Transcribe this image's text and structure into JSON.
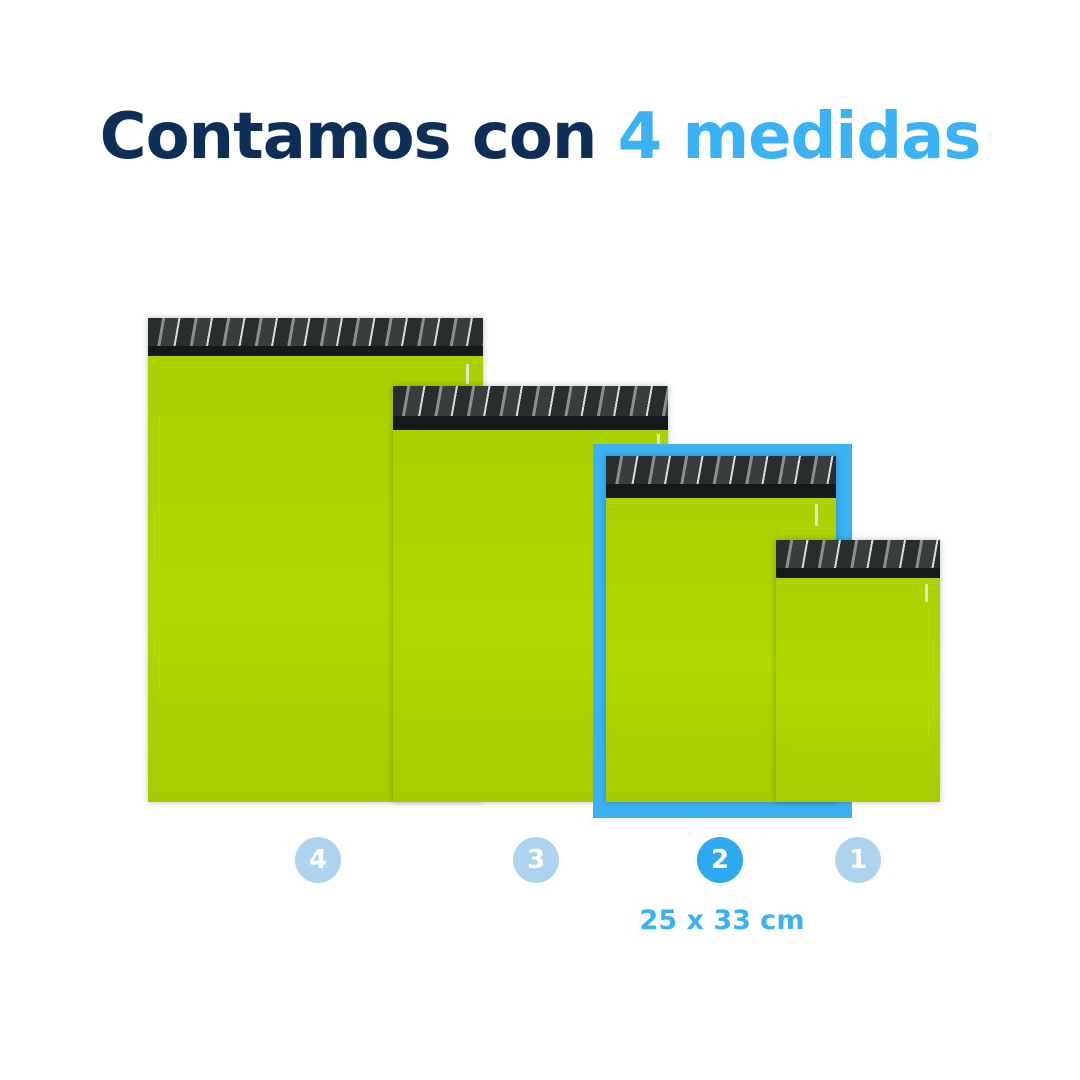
{
  "title": {
    "main": "Contamos con ",
    "accent": "4 medidas"
  },
  "colors": {
    "navy": "#0d2f57",
    "accent": "#3bb2f3",
    "bag": "#aed100",
    "inactive_badge": "#aed3ee"
  },
  "sizes": [
    {
      "number": "4",
      "selected": false
    },
    {
      "number": "3",
      "selected": false
    },
    {
      "number": "2",
      "selected": true,
      "dimension": "25 x 33 cm"
    },
    {
      "number": "1",
      "selected": false
    }
  ]
}
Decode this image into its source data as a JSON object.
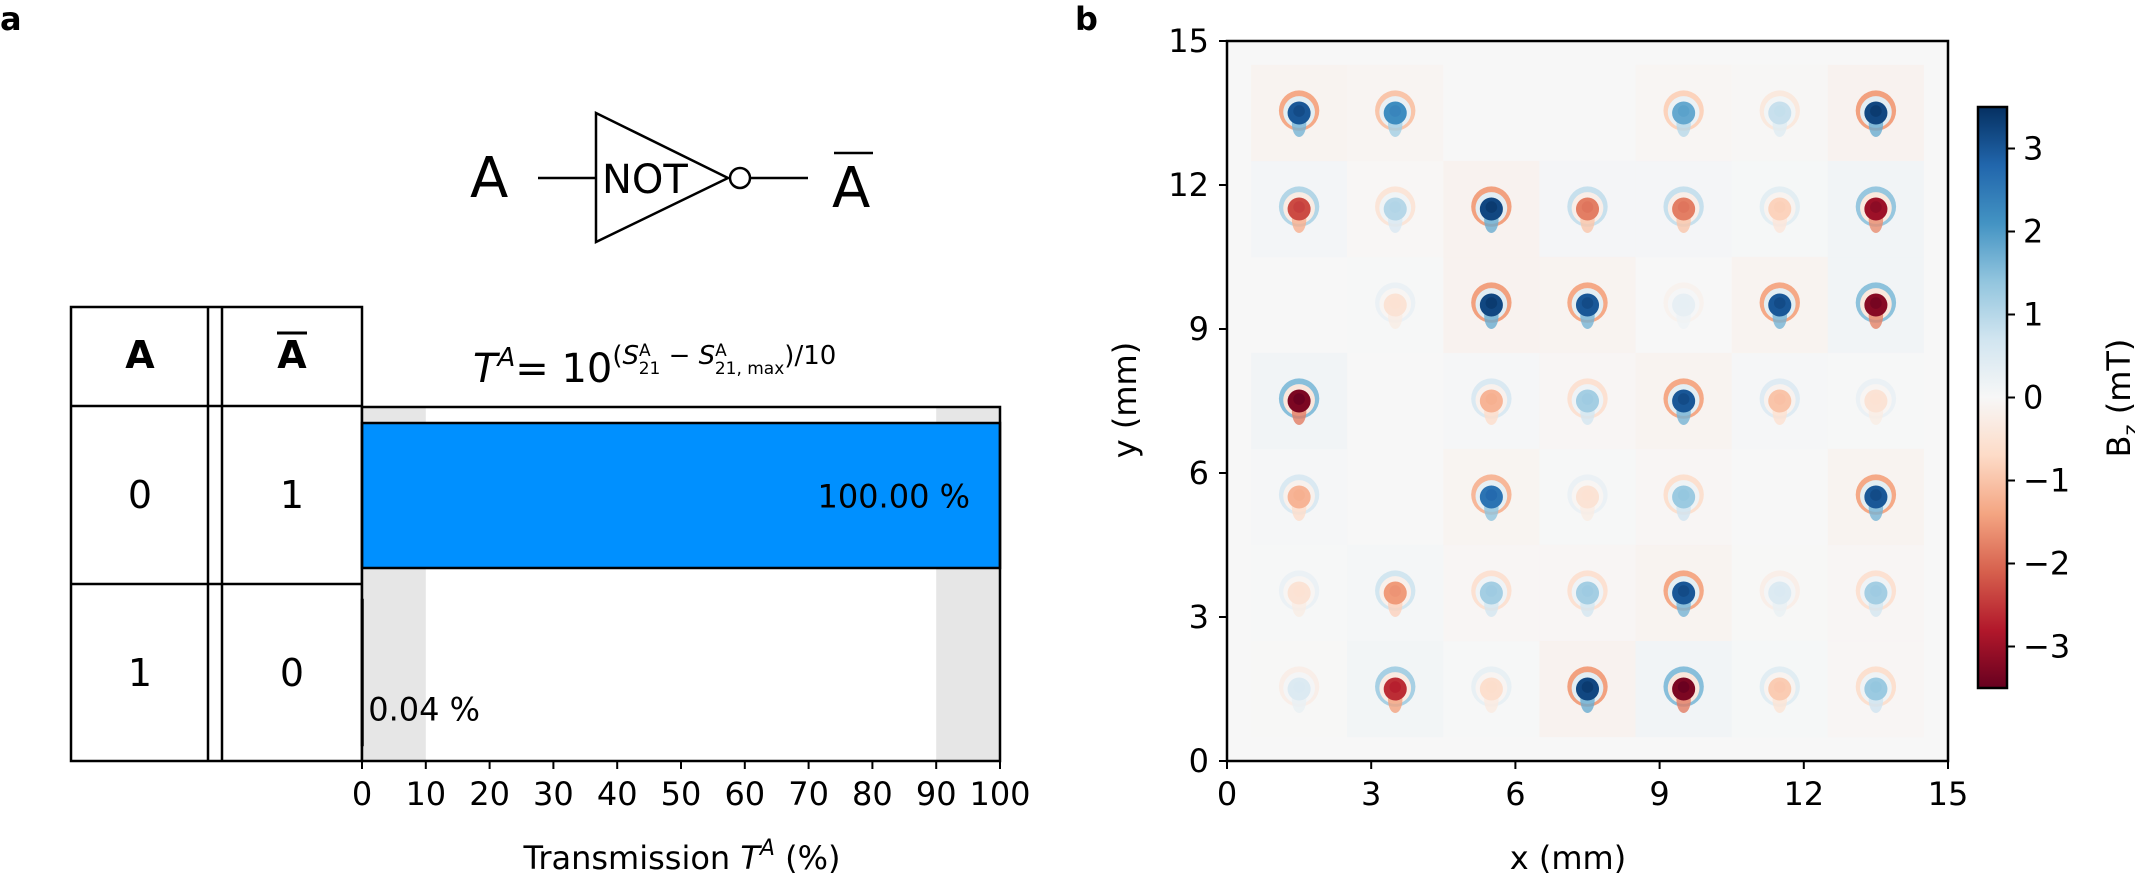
{
  "panel_a": {
    "label": "a",
    "gate": {
      "input_label": "A",
      "gate_label": "NOT",
      "output_label": "A"
    },
    "truth_table": {
      "headers": [
        "A",
        "A"
      ],
      "rows": [
        [
          "0",
          "1"
        ],
        [
          "1",
          "0"
        ]
      ]
    },
    "formula": {
      "lhs_T": "T",
      "lhs_sup": "A",
      "eq": "= 10",
      "exp_open": "(",
      "S1": "S",
      "S1_sup": "A",
      "S1_sub": "21",
      "minus": " − ",
      "S2": "S",
      "S2_sup": "A",
      "S2_sub": "21, max",
      "exp_close": ")/10"
    }
  },
  "panel_b": {
    "label": "b"
  },
  "chart_data": [
    {
      "type": "bar",
      "orientation": "horizontal",
      "categories": [
        "0",
        "1"
      ],
      "values": [
        100.0,
        0.04
      ],
      "value_labels": [
        "100.00 %",
        "0.04 %"
      ],
      "bar_color": "#0090ff",
      "xlabel_prefix": "Transmission ",
      "xlabel_var": "T",
      "xlabel_sup": "A",
      "xlabel_suffix": " (%)",
      "xlim": [
        0,
        100
      ],
      "xticks": [
        "0",
        "10",
        "20",
        "30",
        "40",
        "50",
        "60",
        "70",
        "80",
        "90",
        "100"
      ],
      "shaded_regions": [
        [
          0,
          10
        ],
        [
          90,
          100
        ]
      ],
      "shade_color": "#e6e6e6"
    },
    {
      "type": "heatmap",
      "xlabel": "x (mm)",
      "ylabel": "y (mm)",
      "xlim": [
        0,
        15
      ],
      "ylim": [
        0,
        15
      ],
      "xticks": [
        "0",
        "3",
        "6",
        "9",
        "12",
        "15"
      ],
      "yticks": [
        "0",
        "3",
        "6",
        "9",
        "12",
        "15"
      ],
      "colorbar": {
        "label_main": "B",
        "label_sub": "z",
        "label_unit": " (mT)",
        "range": [
          -3.5,
          3.5
        ],
        "ticks": [
          "3",
          "2",
          "1",
          "0",
          "−1",
          "−2",
          "−3"
        ],
        "tick_values": [
          3,
          2,
          1,
          0,
          -1,
          -2,
          -3
        ],
        "colormap": "RdBu",
        "colors": [
          "#67001f",
          "#b2182b",
          "#d6604d",
          "#f4a582",
          "#fddbc7",
          "#f7f7f7",
          "#d1e5f0",
          "#92c5de",
          "#4393c3",
          "#2166ac",
          "#053061"
        ]
      },
      "grid_x": [
        1.5,
        3.5,
        5.5,
        7.5,
        9.5,
        11.5,
        13.5
      ],
      "grid_y": [
        13.5,
        11.5,
        9.5,
        7.5,
        5.5,
        3.5,
        1.5
      ],
      "element_values": [
        [
          3.0,
          2.2,
          null,
          null,
          1.8,
          0.8,
          3.2
        ],
        [
          -2.3,
          1.0,
          3.2,
          -1.8,
          -1.8,
          -0.8,
          -3.0
        ],
        [
          null,
          -0.5,
          3.2,
          3.0,
          0.3,
          3.0,
          -3.2
        ],
        [
          -3.3,
          null,
          -1.2,
          1.2,
          3.0,
          -1.0,
          -0.5
        ],
        [
          -1.2,
          null,
          2.6,
          -0.5,
          1.3,
          null,
          3.0
        ],
        [
          -0.5,
          -1.5,
          1.2,
          1.2,
          3.0,
          0.5,
          1.2
        ],
        [
          0.5,
          -2.6,
          -0.6,
          3.2,
          -3.3,
          -0.9,
          1.3
        ]
      ]
    }
  ]
}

- What this task involves -
Write the records out again in full, exactly, and skip every picture.

- Exercise solution -
Transcribe this image's text and structure into JSON.
{
  "title": {
    "main": "Contamos con ",
    "accent": "4 medidas"
  },
  "colors": {
    "navy": "#0d2f57",
    "accent": "#3bb2f3",
    "bag": "#aed100",
    "inactive_badge": "#aed3ee"
  },
  "sizes": [
    {
      "number": "4",
      "selected": false
    },
    {
      "number": "3",
      "selected": false
    },
    {
      "number": "2",
      "selected": true,
      "dimension": "25 x 33 cm"
    },
    {
      "number": "1",
      "selected": false
    }
  ]
}
Decode this image into its source data as a JSON object.
{
  "panel_a": {
    "label": "a",
    "gate": {
      "input_label": "A",
      "gate_label": "NOT",
      "output_label": "A"
    },
    "truth_table": {
      "headers": [
        "A",
        "A"
      ],
      "rows": [
        [
          "0",
          "1"
        ],
        [
          "1",
          "0"
        ]
      ]
    },
    "formula": {
      "lhs_T": "T",
      "lhs_sup": "A",
      "eq": "= 10",
      "exp_open": "(",
      "S1": "S",
      "S1_sup": "A",
      "S1_sub": "21",
      "minus": " − ",
      "S2": "S",
      "S2_sup": "A",
      "S2_sub": "21, max",
      "exp_close": ")/10"
    }
  },
  "panel_b": {
    "label": "b"
  },
  "chart_data": [
    {
      "type": "bar",
      "orientation": "horizontal",
      "categories": [
        "0",
        "1"
      ],
      "values": [
        100.0,
        0.04
      ],
      "value_labels": [
        "100.00 %",
        "0.04 %"
      ],
      "bar_color": "#0090ff",
      "xlabel_prefix": "Transmission ",
      "xlabel_var": "T",
      "xlabel_sup": "A",
      "xlabel_suffix": " (%)",
      "xlim": [
        0,
        100
      ],
      "xticks": [
        "0",
        "10",
        "20",
        "30",
        "40",
        "50",
        "60",
        "70",
        "80",
        "90",
        "100"
      ],
      "shaded_regions": [
        [
          0,
          10
        ],
        [
          90,
          100
        ]
      ],
      "shade_color": "#e6e6e6"
    },
    {
      "type": "heatmap",
      "xlabel": "x (mm)",
      "ylabel": "y (mm)",
      "xlim": [
        0,
        15
      ],
      "ylim": [
        0,
        15
      ],
      "xticks": [
        "0",
        "3",
        "6",
        "9",
        "12",
        "15"
      ],
      "yticks": [
        "0",
        "3",
        "6",
        "9",
        "12",
        "15"
      ],
      "colorbar": {
        "label_main": "B",
        "label_sub": "z",
        "label_unit": " (mT)",
        "range": [
          -3.5,
          3.5
        ],
        "ticks": [
          "3",
          "2",
          "1",
          "0",
          "−1",
          "−2",
          "−3"
        ],
        "tick_values": [
          3,
          2,
          1,
          0,
          -1,
          -2,
          -3
        ],
        "colormap": "RdBu",
        "colors": [
          "#67001f",
          "#b2182b",
          "#d6604d",
          "#f4a582",
          "#fddbc7",
          "#f7f7f7",
          "#d1e5f0",
          "#92c5de",
          "#4393c3",
          "#2166ac",
          "#053061"
        ]
      },
      "grid_x": [
        1.5,
        3.5,
        5.5,
        7.5,
        9.5,
        11.5,
        13.5
      ],
      "grid_y": [
        13.5,
        11.5,
        9.5,
        7.5,
        5.5,
        3.5,
        1.5
      ],
      "element_values": [
        [
          3.0,
          2.2,
          null,
          null,
          1.8,
          0.8,
          3.2
        ],
        [
          -2.3,
          1.0,
          3.2,
          -1.8,
          -1.8,
          -0.8,
          -3.0
        ],
        [
          null,
          -0.5,
          3.2,
          3.0,
          0.3,
          3.0,
          -3.2
        ],
        [
          -3.3,
          null,
          -1.2,
          1.2,
          3.0,
          -1.0,
          -0.5
        ],
        [
          -1.2,
          null,
          2.6,
          -0.5,
          1.3,
          null,
          3.0
        ],
        [
          -0.5,
          -1.5,
          1.2,
          1.2,
          3.0,
          0.5,
          1.2
        ],
        [
          0.5,
          -2.6,
          -0.6,
          3.2,
          -3.3,
          -0.9,
          1.3
        ]
      ]
    }
  ]
}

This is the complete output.